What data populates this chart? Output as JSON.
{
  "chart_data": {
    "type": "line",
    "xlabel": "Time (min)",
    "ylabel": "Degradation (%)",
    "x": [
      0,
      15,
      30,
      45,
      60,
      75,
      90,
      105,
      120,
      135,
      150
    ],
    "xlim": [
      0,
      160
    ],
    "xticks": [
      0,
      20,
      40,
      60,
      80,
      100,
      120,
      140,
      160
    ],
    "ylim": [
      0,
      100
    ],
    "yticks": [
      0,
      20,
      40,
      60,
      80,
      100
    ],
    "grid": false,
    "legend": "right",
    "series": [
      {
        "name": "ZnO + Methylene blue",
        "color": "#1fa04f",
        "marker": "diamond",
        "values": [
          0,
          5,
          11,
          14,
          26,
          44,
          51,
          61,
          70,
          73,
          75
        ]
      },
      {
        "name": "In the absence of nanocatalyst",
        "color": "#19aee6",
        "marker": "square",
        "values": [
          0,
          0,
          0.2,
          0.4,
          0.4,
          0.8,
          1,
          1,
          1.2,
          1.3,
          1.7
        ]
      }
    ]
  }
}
● ● ● ● ●
EXERCISE GOAL. Scan the listing above and identify each line holding the string "name"; copy every such line.

TASK RESPONSE.
        "name": "ZnO + Methylene blue",
        "name": "In the absence of nanocatalyst",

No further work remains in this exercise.